* start Records for the task *

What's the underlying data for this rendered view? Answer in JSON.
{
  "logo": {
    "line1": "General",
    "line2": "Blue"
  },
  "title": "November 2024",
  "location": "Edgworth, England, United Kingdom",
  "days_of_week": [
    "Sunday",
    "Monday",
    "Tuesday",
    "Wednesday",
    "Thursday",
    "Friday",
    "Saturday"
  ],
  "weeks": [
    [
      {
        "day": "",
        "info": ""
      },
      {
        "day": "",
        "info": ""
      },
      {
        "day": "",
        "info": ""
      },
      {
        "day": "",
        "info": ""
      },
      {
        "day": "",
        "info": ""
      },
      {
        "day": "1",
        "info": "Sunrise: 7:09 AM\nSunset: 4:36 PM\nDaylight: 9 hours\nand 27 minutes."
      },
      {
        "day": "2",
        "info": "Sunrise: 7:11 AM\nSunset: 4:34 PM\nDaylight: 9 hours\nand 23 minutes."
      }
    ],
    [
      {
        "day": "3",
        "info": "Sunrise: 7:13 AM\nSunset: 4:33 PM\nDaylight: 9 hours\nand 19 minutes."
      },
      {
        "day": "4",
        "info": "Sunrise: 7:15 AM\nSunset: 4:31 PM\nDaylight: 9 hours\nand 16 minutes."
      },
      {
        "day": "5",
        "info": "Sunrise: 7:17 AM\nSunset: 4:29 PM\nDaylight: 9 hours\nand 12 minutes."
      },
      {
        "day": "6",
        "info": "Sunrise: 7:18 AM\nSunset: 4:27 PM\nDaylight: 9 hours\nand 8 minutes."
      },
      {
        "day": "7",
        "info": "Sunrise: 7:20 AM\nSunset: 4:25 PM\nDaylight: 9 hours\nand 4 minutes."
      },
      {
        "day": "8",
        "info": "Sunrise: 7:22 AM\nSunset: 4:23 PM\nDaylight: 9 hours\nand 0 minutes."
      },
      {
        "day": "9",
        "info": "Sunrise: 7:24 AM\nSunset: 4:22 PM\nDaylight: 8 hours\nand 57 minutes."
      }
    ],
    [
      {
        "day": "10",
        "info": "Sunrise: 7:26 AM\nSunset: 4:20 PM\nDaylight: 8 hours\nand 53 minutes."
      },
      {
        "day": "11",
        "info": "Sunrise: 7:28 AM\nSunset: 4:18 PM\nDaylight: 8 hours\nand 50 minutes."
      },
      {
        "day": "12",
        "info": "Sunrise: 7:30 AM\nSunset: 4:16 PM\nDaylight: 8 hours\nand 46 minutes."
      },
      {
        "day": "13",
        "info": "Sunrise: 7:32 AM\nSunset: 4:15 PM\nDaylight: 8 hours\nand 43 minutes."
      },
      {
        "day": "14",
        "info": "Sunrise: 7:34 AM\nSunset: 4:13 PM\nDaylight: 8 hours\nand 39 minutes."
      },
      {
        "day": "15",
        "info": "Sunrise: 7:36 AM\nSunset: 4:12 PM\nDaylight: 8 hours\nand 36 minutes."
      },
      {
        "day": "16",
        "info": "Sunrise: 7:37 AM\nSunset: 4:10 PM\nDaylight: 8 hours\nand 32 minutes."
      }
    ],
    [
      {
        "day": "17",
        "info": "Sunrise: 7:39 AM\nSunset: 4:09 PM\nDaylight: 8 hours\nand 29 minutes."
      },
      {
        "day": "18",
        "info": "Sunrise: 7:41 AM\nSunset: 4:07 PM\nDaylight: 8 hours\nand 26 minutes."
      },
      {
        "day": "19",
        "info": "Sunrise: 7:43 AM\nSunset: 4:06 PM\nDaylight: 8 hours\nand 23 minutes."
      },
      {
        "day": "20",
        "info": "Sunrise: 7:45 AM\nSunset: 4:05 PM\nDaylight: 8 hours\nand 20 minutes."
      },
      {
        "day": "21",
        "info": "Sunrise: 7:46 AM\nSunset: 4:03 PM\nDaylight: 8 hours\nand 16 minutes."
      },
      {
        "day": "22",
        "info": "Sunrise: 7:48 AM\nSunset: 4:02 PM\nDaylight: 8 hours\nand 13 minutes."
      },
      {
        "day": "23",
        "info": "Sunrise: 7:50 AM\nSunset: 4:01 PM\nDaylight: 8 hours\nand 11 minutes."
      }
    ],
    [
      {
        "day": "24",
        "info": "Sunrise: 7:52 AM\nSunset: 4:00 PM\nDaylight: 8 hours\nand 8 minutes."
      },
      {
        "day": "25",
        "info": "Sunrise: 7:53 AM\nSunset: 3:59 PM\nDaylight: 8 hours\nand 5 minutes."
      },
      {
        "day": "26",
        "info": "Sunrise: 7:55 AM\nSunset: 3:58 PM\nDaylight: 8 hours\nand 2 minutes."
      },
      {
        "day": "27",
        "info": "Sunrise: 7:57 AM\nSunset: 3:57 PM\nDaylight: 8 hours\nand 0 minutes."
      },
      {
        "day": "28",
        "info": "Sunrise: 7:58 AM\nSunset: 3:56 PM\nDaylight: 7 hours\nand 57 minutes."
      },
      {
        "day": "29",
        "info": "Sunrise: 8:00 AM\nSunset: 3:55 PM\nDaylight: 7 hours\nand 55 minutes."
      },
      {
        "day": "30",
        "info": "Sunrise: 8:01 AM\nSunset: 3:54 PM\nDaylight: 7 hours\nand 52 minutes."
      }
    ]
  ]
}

* end Records for the task *

Exercise directions ▸ Reproduce the material exactly, with every line intact.

Result ▸
What's the underlying data for this rendered view? Answer in JSON.
{
  "logo": {
    "line1": "General",
    "line2": "Blue"
  },
  "title": "November 2024",
  "location": "Edgworth, England, United Kingdom",
  "days_of_week": [
    "Sunday",
    "Monday",
    "Tuesday",
    "Wednesday",
    "Thursday",
    "Friday",
    "Saturday"
  ],
  "weeks": [
    [
      {
        "day": "",
        "info": ""
      },
      {
        "day": "",
        "info": ""
      },
      {
        "day": "",
        "info": ""
      },
      {
        "day": "",
        "info": ""
      },
      {
        "day": "",
        "info": ""
      },
      {
        "day": "1",
        "info": "Sunrise: 7:09 AM\nSunset: 4:36 PM\nDaylight: 9 hours\nand 27 minutes."
      },
      {
        "day": "2",
        "info": "Sunrise: 7:11 AM\nSunset: 4:34 PM\nDaylight: 9 hours\nand 23 minutes."
      }
    ],
    [
      {
        "day": "3",
        "info": "Sunrise: 7:13 AM\nSunset: 4:33 PM\nDaylight: 9 hours\nand 19 minutes."
      },
      {
        "day": "4",
        "info": "Sunrise: 7:15 AM\nSunset: 4:31 PM\nDaylight: 9 hours\nand 16 minutes."
      },
      {
        "day": "5",
        "info": "Sunrise: 7:17 AM\nSunset: 4:29 PM\nDaylight: 9 hours\nand 12 minutes."
      },
      {
        "day": "6",
        "info": "Sunrise: 7:18 AM\nSunset: 4:27 PM\nDaylight: 9 hours\nand 8 minutes."
      },
      {
        "day": "7",
        "info": "Sunrise: 7:20 AM\nSunset: 4:25 PM\nDaylight: 9 hours\nand 4 minutes."
      },
      {
        "day": "8",
        "info": "Sunrise: 7:22 AM\nSunset: 4:23 PM\nDaylight: 9 hours\nand 0 minutes."
      },
      {
        "day": "9",
        "info": "Sunrise: 7:24 AM\nSunset: 4:22 PM\nDaylight: 8 hours\nand 57 minutes."
      }
    ],
    [
      {
        "day": "10",
        "info": "Sunrise: 7:26 AM\nSunset: 4:20 PM\nDaylight: 8 hours\nand 53 minutes."
      },
      {
        "day": "11",
        "info": "Sunrise: 7:28 AM\nSunset: 4:18 PM\nDaylight: 8 hours\nand 50 minutes."
      },
      {
        "day": "12",
        "info": "Sunrise: 7:30 AM\nSunset: 4:16 PM\nDaylight: 8 hours\nand 46 minutes."
      },
      {
        "day": "13",
        "info": "Sunrise: 7:32 AM\nSunset: 4:15 PM\nDaylight: 8 hours\nand 43 minutes."
      },
      {
        "day": "14",
        "info": "Sunrise: 7:34 AM\nSunset: 4:13 PM\nDaylight: 8 hours\nand 39 minutes."
      },
      {
        "day": "15",
        "info": "Sunrise: 7:36 AM\nSunset: 4:12 PM\nDaylight: 8 hours\nand 36 minutes."
      },
      {
        "day": "16",
        "info": "Sunrise: 7:37 AM\nSunset: 4:10 PM\nDaylight: 8 hours\nand 32 minutes."
      }
    ],
    [
      {
        "day": "17",
        "info": "Sunrise: 7:39 AM\nSunset: 4:09 PM\nDaylight: 8 hours\nand 29 minutes."
      },
      {
        "day": "18",
        "info": "Sunrise: 7:41 AM\nSunset: 4:07 PM\nDaylight: 8 hours\nand 26 minutes."
      },
      {
        "day": "19",
        "info": "Sunrise: 7:43 AM\nSunset: 4:06 PM\nDaylight: 8 hours\nand 23 minutes."
      },
      {
        "day": "20",
        "info": "Sunrise: 7:45 AM\nSunset: 4:05 PM\nDaylight: 8 hours\nand 20 minutes."
      },
      {
        "day": "21",
        "info": "Sunrise: 7:46 AM\nSunset: 4:03 PM\nDaylight: 8 hours\nand 16 minutes."
      },
      {
        "day": "22",
        "info": "Sunrise: 7:48 AM\nSunset: 4:02 PM\nDaylight: 8 hours\nand 13 minutes."
      },
      {
        "day": "23",
        "info": "Sunrise: 7:50 AM\nSunset: 4:01 PM\nDaylight: 8 hours\nand 11 minutes."
      }
    ],
    [
      {
        "day": "24",
        "info": "Sunrise: 7:52 AM\nSunset: 4:00 PM\nDaylight: 8 hours\nand 8 minutes."
      },
      {
        "day": "25",
        "info": "Sunrise: 7:53 AM\nSunset: 3:59 PM\nDaylight: 8 hours\nand 5 minutes."
      },
      {
        "day": "26",
        "info": "Sunrise: 7:55 AM\nSunset: 3:58 PM\nDaylight: 8 hours\nand 2 minutes."
      },
      {
        "day": "27",
        "info": "Sunrise: 7:57 AM\nSunset: 3:57 PM\nDaylight: 8 hours\nand 0 minutes."
      },
      {
        "day": "28",
        "info": "Sunrise: 7:58 AM\nSunset: 3:56 PM\nDaylight: 7 hours\nand 57 minutes."
      },
      {
        "day": "29",
        "info": "Sunrise: 8:00 AM\nSunset: 3:55 PM\nDaylight: 7 hours\nand 55 minutes."
      },
      {
        "day": "30",
        "info": "Sunrise: 8:01 AM\nSunset: 3:54 PM\nDaylight: 7 hours\nand 52 minutes."
      }
    ]
  ]
}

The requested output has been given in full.